§ **Job**: Leaving out the pictures, retype all the material exactly.

§ **Stored data**:
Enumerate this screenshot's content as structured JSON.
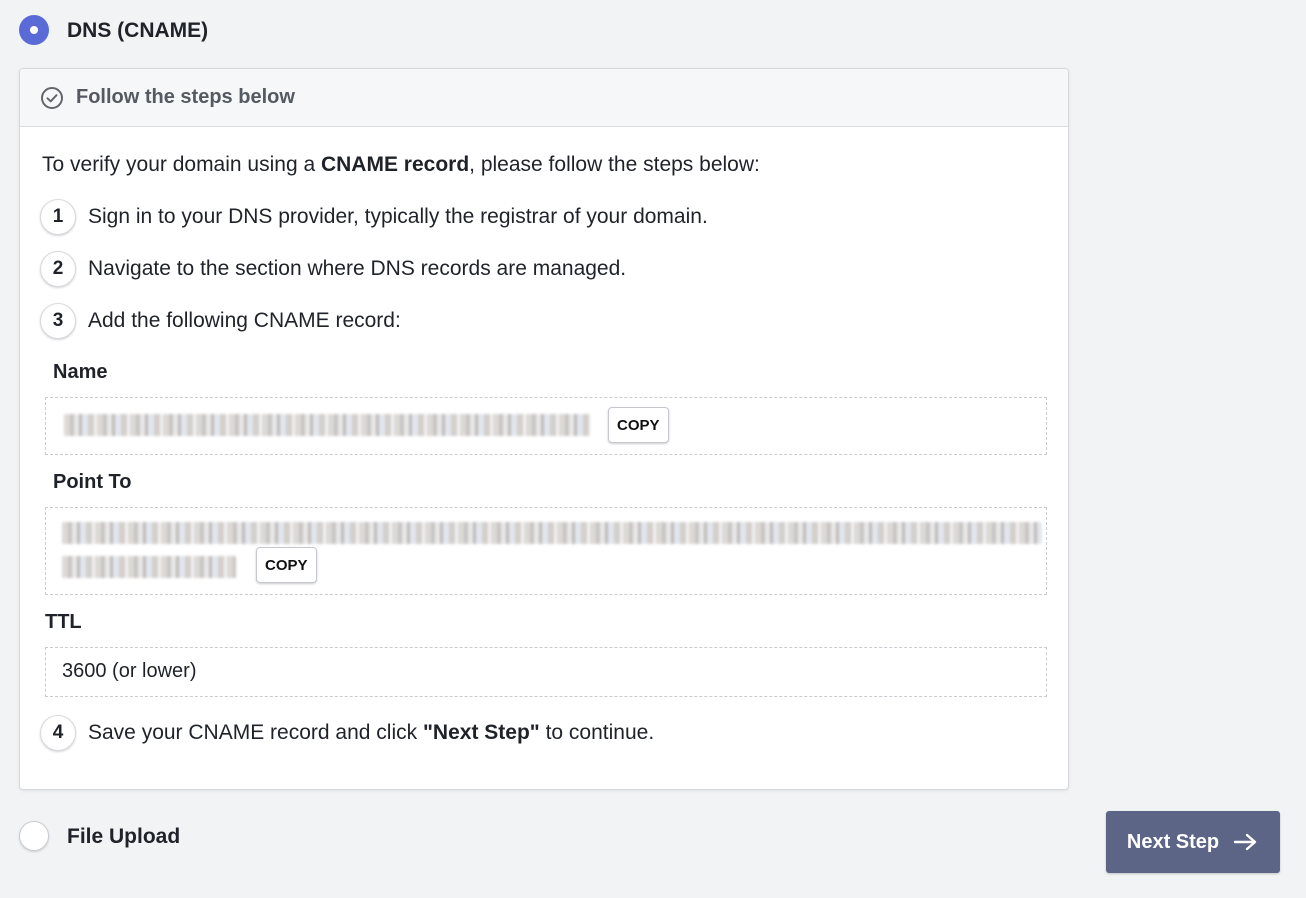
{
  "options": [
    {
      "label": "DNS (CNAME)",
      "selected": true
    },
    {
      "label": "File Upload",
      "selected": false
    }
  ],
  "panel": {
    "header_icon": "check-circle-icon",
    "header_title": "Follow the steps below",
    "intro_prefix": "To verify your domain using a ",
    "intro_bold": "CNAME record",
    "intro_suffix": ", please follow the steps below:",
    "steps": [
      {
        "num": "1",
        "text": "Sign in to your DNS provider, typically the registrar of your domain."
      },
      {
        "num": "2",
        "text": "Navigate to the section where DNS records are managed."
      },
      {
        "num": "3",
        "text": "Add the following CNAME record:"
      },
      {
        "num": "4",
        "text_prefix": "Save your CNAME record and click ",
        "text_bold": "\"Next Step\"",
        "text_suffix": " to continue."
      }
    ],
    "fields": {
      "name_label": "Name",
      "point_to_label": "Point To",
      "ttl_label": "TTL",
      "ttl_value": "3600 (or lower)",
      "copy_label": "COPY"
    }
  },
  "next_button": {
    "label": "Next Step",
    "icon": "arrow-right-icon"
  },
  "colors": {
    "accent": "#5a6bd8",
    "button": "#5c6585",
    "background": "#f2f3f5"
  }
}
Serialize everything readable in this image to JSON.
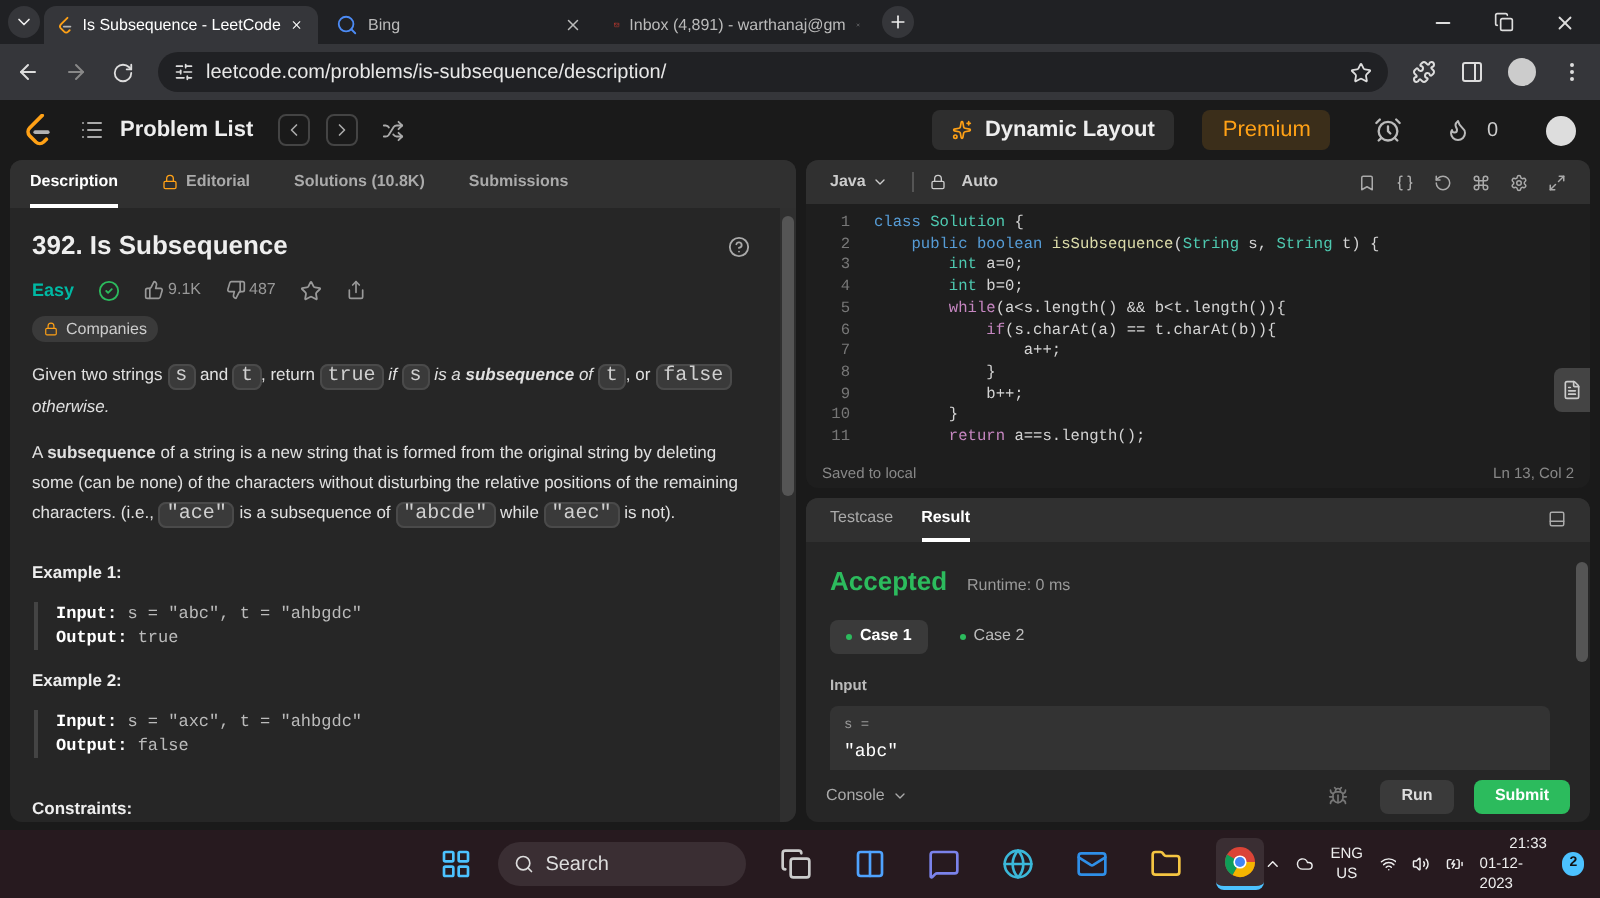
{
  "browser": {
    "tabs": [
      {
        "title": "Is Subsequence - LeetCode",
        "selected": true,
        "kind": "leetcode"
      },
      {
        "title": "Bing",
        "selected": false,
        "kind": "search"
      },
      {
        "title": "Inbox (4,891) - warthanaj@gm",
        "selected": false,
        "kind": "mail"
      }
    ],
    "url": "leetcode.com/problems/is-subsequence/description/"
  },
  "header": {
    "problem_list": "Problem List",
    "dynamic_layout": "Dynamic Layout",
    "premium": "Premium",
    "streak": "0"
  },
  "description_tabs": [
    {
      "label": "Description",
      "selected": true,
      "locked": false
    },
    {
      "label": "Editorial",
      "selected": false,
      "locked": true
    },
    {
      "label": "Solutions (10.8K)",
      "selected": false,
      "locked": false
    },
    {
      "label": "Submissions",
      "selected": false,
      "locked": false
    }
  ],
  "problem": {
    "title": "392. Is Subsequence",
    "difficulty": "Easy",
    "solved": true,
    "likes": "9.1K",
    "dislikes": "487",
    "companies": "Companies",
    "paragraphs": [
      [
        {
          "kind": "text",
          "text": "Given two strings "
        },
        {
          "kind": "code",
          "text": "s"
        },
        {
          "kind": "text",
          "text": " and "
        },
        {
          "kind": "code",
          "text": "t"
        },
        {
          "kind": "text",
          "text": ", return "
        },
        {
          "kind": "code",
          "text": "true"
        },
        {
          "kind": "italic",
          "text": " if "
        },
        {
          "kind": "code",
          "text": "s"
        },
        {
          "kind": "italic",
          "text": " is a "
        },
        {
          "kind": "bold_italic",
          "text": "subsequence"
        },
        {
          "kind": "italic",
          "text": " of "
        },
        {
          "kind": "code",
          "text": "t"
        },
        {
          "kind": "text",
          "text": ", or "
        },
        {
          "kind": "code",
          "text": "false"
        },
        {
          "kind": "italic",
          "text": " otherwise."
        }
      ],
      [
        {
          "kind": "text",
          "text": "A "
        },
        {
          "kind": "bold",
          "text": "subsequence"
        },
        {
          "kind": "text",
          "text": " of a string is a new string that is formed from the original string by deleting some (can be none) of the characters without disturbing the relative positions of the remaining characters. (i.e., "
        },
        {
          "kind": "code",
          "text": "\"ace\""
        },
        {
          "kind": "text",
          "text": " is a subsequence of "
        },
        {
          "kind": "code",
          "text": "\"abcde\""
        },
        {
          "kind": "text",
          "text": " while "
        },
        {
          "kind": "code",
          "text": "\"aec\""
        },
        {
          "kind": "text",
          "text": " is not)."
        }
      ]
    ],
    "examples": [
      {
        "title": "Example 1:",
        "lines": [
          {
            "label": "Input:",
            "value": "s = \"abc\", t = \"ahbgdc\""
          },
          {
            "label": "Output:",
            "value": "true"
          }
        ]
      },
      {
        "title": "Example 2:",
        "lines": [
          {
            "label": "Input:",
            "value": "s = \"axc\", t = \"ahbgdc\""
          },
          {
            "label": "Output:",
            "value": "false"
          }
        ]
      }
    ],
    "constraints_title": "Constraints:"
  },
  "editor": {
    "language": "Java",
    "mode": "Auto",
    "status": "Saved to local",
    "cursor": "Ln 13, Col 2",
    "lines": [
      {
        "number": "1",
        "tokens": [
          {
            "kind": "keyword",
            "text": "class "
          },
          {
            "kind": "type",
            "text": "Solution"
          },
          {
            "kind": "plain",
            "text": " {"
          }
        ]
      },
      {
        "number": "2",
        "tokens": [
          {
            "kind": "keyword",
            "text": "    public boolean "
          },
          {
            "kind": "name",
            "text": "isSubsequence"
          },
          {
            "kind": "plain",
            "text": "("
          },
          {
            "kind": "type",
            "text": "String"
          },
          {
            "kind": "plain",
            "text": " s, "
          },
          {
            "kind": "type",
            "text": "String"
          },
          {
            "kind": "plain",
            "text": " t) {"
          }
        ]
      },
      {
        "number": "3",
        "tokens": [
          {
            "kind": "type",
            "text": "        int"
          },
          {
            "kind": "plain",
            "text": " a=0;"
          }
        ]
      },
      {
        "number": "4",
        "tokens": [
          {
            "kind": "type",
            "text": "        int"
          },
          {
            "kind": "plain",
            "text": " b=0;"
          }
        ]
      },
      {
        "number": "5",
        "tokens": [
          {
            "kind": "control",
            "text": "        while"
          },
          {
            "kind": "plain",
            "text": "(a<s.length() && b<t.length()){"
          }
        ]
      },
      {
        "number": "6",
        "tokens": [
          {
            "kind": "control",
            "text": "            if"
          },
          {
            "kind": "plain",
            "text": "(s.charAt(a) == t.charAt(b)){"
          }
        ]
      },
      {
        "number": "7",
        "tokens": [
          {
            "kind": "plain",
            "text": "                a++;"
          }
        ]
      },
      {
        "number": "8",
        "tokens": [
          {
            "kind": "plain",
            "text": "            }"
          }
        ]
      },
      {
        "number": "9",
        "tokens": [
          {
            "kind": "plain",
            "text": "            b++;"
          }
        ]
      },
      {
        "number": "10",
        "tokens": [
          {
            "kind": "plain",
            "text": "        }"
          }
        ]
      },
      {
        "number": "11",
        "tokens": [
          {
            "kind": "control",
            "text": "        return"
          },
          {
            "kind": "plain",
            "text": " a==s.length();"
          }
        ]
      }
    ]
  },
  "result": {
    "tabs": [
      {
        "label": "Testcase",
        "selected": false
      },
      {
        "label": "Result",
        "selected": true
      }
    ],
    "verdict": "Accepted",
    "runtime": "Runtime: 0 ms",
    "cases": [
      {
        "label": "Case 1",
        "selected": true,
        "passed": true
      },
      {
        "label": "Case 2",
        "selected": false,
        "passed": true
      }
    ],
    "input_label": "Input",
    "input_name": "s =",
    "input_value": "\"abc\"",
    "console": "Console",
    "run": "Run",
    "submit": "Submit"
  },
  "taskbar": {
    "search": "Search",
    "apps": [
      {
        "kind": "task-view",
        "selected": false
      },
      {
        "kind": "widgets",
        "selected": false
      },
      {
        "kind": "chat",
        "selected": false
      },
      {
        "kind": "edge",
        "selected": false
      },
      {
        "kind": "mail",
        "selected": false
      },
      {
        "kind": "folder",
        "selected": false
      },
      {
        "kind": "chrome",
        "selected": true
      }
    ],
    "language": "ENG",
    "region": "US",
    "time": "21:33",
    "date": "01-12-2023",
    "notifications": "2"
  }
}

§ **Full solution**:
Enumerate this screenshot's content as structured JSON.
{
  "options": [
    {
      "label": "DNS (CNAME)",
      "selected": true
    },
    {
      "label": "File Upload",
      "selected": false
    }
  ],
  "panel": {
    "header_icon": "check-circle-icon",
    "header_title": "Follow the steps below",
    "intro_prefix": "To verify your domain using a ",
    "intro_bold": "CNAME record",
    "intro_suffix": ", please follow the steps below:",
    "steps": [
      {
        "num": "1",
        "text": "Sign in to your DNS provider, typically the registrar of your domain."
      },
      {
        "num": "2",
        "text": "Navigate to the section where DNS records are managed."
      },
      {
        "num": "3",
        "text": "Add the following CNAME record:"
      },
      {
        "num": "4",
        "text_prefix": "Save your CNAME record and click ",
        "text_bold": "\"Next Step\"",
        "text_suffix": " to continue."
      }
    ],
    "fields": {
      "name_label": "Name",
      "point_to_label": "Point To",
      "ttl_label": "TTL",
      "ttl_value": "3600 (or lower)",
      "copy_label": "COPY"
    }
  },
  "next_button": {
    "label": "Next Step",
    "icon": "arrow-right-icon"
  },
  "colors": {
    "accent": "#5a6bd8",
    "button": "#5c6585",
    "background": "#f2f3f5"
  }
}
Serialize everything readable in this image to JSON.
{
  "browser": {
    "tabs": [
      {
        "title": "Is Subsequence - LeetCode",
        "selected": true,
        "kind": "leetcode"
      },
      {
        "title": "Bing",
        "selected": false,
        "kind": "search"
      },
      {
        "title": "Inbox (4,891) - warthanaj@gm",
        "selected": false,
        "kind": "mail"
      }
    ],
    "url": "leetcode.com/problems/is-subsequence/description/"
  },
  "header": {
    "problem_list": "Problem List",
    "dynamic_layout": "Dynamic Layout",
    "premium": "Premium",
    "streak": "0"
  },
  "description_tabs": [
    {
      "label": "Description",
      "selected": true,
      "locked": false
    },
    {
      "label": "Editorial",
      "selected": false,
      "locked": true
    },
    {
      "label": "Solutions (10.8K)",
      "selected": false,
      "locked": false
    },
    {
      "label": "Submissions",
      "selected": false,
      "locked": false
    }
  ],
  "problem": {
    "title": "392. Is Subsequence",
    "difficulty": "Easy",
    "solved": true,
    "likes": "9.1K",
    "dislikes": "487",
    "companies": "Companies",
    "paragraphs": [
      [
        {
          "kind": "text",
          "text": "Given two strings "
        },
        {
          "kind": "code",
          "text": "s"
        },
        {
          "kind": "text",
          "text": " and "
        },
        {
          "kind": "code",
          "text": "t"
        },
        {
          "kind": "text",
          "text": ", return "
        },
        {
          "kind": "code",
          "text": "true"
        },
        {
          "kind": "italic",
          "text": " if "
        },
        {
          "kind": "code",
          "text": "s"
        },
        {
          "kind": "italic",
          "text": " is a "
        },
        {
          "kind": "bold_italic",
          "text": "subsequence"
        },
        {
          "kind": "italic",
          "text": " of "
        },
        {
          "kind": "code",
          "text": "t"
        },
        {
          "kind": "text",
          "text": ", or "
        },
        {
          "kind": "code",
          "text": "false"
        },
        {
          "kind": "italic",
          "text": " otherwise."
        }
      ],
      [
        {
          "kind": "text",
          "text": "A "
        },
        {
          "kind": "bold",
          "text": "subsequence"
        },
        {
          "kind": "text",
          "text": " of a string is a new string that is formed from the original string by deleting some (can be none) of the characters without disturbing the relative positions of the remaining characters. (i.e., "
        },
        {
          "kind": "code",
          "text": "\"ace\""
        },
        {
          "kind": "text",
          "text": " is a subsequence of "
        },
        {
          "kind": "code",
          "text": "\"abcde\""
        },
        {
          "kind": "text",
          "text": " while "
        },
        {
          "kind": "code",
          "text": "\"aec\""
        },
        {
          "kind": "text",
          "text": " is not)."
        }
      ]
    ],
    "examples": [
      {
        "title": "Example 1:",
        "lines": [
          {
            "label": "Input:",
            "value": "s = \"abc\", t = \"ahbgdc\""
          },
          {
            "label": "Output:",
            "value": "true"
          }
        ]
      },
      {
        "title": "Example 2:",
        "lines": [
          {
            "label": "Input:",
            "value": "s = \"axc\", t = \"ahbgdc\""
          },
          {
            "label": "Output:",
            "value": "false"
          }
        ]
      }
    ],
    "constraints_title": "Constraints:"
  },
  "editor": {
    "language": "Java",
    "mode": "Auto",
    "status": "Saved to local",
    "cursor": "Ln 13, Col 2",
    "lines": [
      {
        "number": "1",
        "tokens": [
          {
            "kind": "keyword",
            "text": "class "
          },
          {
            "kind": "type",
            "text": "Solution"
          },
          {
            "kind": "plain",
            "text": " {"
          }
        ]
      },
      {
        "number": "2",
        "tokens": [
          {
            "kind": "keyword",
            "text": "    public boolean "
          },
          {
            "kind": "name",
            "text": "isSubsequence"
          },
          {
            "kind": "plain",
            "text": "("
          },
          {
            "kind": "type",
            "text": "String"
          },
          {
            "kind": "plain",
            "text": " s, "
          },
          {
            "kind": "type",
            "text": "String"
          },
          {
            "kind": "plain",
            "text": " t) {"
          }
        ]
      },
      {
        "number": "3",
        "tokens": [
          {
            "kind": "type",
            "text": "        int"
          },
          {
            "kind": "plain",
            "text": " a=0;"
          }
        ]
      },
      {
        "number": "4",
        "tokens": [
          {
            "kind": "type",
            "text": "        int"
          },
          {
            "kind": "plain",
            "text": " b=0;"
          }
        ]
      },
      {
        "number": "5",
        "tokens": [
          {
            "kind": "control",
            "text": "        while"
          },
          {
            "kind": "plain",
            "text": "(a<s.length() && b<t.length()){"
          }
        ]
      },
      {
        "number": "6",
        "tokens": [
          {
            "kind": "control",
            "text": "            if"
          },
          {
            "kind": "plain",
            "text": "(s.charAt(a) == t.charAt(b)){"
          }
        ]
      },
      {
        "number": "7",
        "tokens": [
          {
            "kind": "plain",
            "text": "                a++;"
          }
        ]
      },
      {
        "number": "8",
        "tokens": [
          {
            "kind": "plain",
            "text": "            }"
          }
        ]
      },
      {
        "number": "9",
        "tokens": [
          {
            "kind": "plain",
            "text": "            b++;"
          }
        ]
      },
      {
        "number": "10",
        "tokens": [
          {
            "kind": "plain",
            "text": "        }"
          }
        ]
      },
      {
        "number": "11",
        "tokens": [
          {
            "kind": "control",
            "text": "        return"
          },
          {
            "kind": "plain",
            "text": " a==s.length();"
          }
        ]
      }
    ]
  },
  "result": {
    "tabs": [
      {
        "label": "Testcase",
        "selected": false
      },
      {
        "label": "Result",
        "selected": true
      }
    ],
    "verdict": "Accepted",
    "runtime": "Runtime: 0 ms",
    "cases": [
      {
        "label": "Case 1",
        "selected": true,
        "passed": true
      },
      {
        "label": "Case 2",
        "selected": false,
        "passed": true
      }
    ],
    "input_label": "Input",
    "input_name": "s =",
    "input_value": "\"abc\"",
    "console": "Console",
    "run": "Run",
    "submit": "Submit"
  },
  "taskbar": {
    "search": "Search",
    "apps": [
      {
        "kind": "task-view",
        "selected": false
      },
      {
        "kind": "widgets",
        "selected": false
      },
      {
        "kind": "chat",
        "selected": false
      },
      {
        "kind": "edge",
        "selected": false
      },
      {
        "kind": "mail",
        "selected": false
      },
      {
        "kind": "folder",
        "selected": false
      },
      {
        "kind": "chrome",
        "selected": true
      }
    ],
    "language": "ENG",
    "region": "US",
    "time": "21:33",
    "date": "01-12-2023",
    "notifications": "2"
  }
}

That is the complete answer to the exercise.